Aufgabenstellung:
a - Gib den Abschnitt aus dem Text zum Tödi-Tunnel wieder, der mit den Worten "1. Welches Gewicht" beginnt und mit "die Glarner Regierung?" endet, und ersetze darin "Surselva" durch "Region".
b - Stimmen die folgenden Aussagen mit dem Text zum Tödi-Tunnel überein? Beantworte jede mit Ja oder Nein und belege die Antwort mit den entscheidenden Worten des Textes als genaues Zitat.
(i) Für die mittlere und obere Surselva wird eine schnelle Verbindung ins Unterland als Mittel gegen die Abwanderung genannt.
(ii) Die Studie trägt den Titel «Zukunft Glarus».
(iii) Die Studie enthält eine Variante mit dem Namen «Tödi-Tunnel».
c - Welcher Tunnel hat laut dem Text zum Tödi-Tunnel die wirtschaftliche Situation des Unterengadins erheblich verbessert?

Vorliegender Text:

++++++++

1. Welches Gewicht und welchen Stellenwert gibt die Regierung
a. der Studie «Zu(g)kunft Graubünden» mit der Variante «Tödi-Tunnel»?
b. einer möglichen Realisierung des Projekts «Tödi-Tunnel»?

2. Der Vereina-Tunnel hat die wirtschaftliche Situation des Unterengadins erheblich verbessert. Ist die Bündner Regierung nicht auch der Auffassung, dass die mittlere und obere Surselva dringend eine schnelle Verbindung ins Unterland nötig hätte, um so die Abwanderung zu stoppen und der Jugend neue Perspektiven zu bieten?

3. Hat die Bündner Regierung mit der Glarner Regierung die Studie «Zu(g)kunft Graubünden» und vor allem das Projekt «Tödi-Tunnel» besprochen? Falls ja, welche Meinung vertritt die Glarner Regierung?

++++++++

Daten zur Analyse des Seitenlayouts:
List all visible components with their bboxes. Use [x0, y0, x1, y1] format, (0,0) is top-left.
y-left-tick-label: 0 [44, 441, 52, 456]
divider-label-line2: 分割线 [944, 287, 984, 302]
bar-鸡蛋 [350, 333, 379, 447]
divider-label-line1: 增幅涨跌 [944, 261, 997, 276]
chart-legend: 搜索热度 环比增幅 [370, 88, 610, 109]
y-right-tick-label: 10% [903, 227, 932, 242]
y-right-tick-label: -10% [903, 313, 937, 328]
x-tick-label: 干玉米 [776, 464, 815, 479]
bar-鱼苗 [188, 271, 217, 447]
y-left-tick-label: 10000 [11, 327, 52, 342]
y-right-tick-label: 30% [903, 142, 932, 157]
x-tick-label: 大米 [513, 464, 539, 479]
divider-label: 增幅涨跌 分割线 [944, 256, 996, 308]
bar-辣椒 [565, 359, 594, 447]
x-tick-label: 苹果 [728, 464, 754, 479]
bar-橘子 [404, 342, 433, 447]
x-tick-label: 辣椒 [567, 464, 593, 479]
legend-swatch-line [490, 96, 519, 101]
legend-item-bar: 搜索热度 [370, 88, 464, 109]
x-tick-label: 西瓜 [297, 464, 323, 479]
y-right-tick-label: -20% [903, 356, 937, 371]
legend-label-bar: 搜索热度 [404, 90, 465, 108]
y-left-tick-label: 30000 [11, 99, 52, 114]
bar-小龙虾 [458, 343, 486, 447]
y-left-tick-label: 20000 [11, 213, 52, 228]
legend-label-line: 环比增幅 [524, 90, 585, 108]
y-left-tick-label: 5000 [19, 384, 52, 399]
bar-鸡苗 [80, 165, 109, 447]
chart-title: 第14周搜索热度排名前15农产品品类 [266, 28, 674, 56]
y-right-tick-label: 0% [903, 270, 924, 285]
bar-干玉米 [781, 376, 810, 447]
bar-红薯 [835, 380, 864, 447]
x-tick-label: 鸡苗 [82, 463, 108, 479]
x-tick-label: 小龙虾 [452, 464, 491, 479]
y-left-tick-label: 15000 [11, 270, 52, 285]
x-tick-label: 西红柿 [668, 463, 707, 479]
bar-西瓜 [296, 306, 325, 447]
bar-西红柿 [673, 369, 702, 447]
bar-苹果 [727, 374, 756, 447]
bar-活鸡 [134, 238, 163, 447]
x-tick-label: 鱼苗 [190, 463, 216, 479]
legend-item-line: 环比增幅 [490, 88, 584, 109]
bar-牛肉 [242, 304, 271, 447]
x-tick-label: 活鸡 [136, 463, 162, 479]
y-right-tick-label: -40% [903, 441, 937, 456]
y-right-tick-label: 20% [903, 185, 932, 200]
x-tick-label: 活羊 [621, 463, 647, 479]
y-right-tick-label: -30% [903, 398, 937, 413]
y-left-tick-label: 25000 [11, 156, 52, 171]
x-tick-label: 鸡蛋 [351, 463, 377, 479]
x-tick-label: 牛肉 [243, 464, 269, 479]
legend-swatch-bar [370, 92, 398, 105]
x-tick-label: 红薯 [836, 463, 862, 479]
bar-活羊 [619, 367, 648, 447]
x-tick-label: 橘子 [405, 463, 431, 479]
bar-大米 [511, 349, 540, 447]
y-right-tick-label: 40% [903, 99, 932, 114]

++++++++

Lösungen:
a -
1. Welches Gewicht und welchen Stellenwert gibt die Regierung
a. der Studie «Zu(g)kunft Graubünden» mit der Variante «Tödi-Tunnel»?
b. einer möglichen Realisierung des Projekts «Tödi-Tunnel»?

2. Der Vereina-Tunnel hat die wirtschaftliche Situation des Unterengadins erheblich verbessert. Ist die Bündner Regierung nicht auch der Auffassung, dass die mittlere und obere Region dringend eine schnelle Verbindung ins Unterland nötig hätte, um so die Abwanderung zu stoppen und der Jugend neue Perspektiven zu bieten?

3. Hat die Bündner Regierung mit der Glarner Regierung die Studie «Zu(g)kunft Graubünden» und vor allem das Projekt «Tödi-Tunnel» besprochen? Falls ja, welche Meinung vertritt die Glarner Regierung?

b -
(i) Ja: „dass die mittlere und obere Surselva dringend eine schnelle Verbindung ins Unterland nötig hätte, um so die Abwanderung zu stoppen“
(ii) Nein: „der Studie «Zu(g)kunft Graubünden»“
(iii) Ja: „mit der Variante «Tödi-Tunnel»“

c - Der Vereina-Tunnel.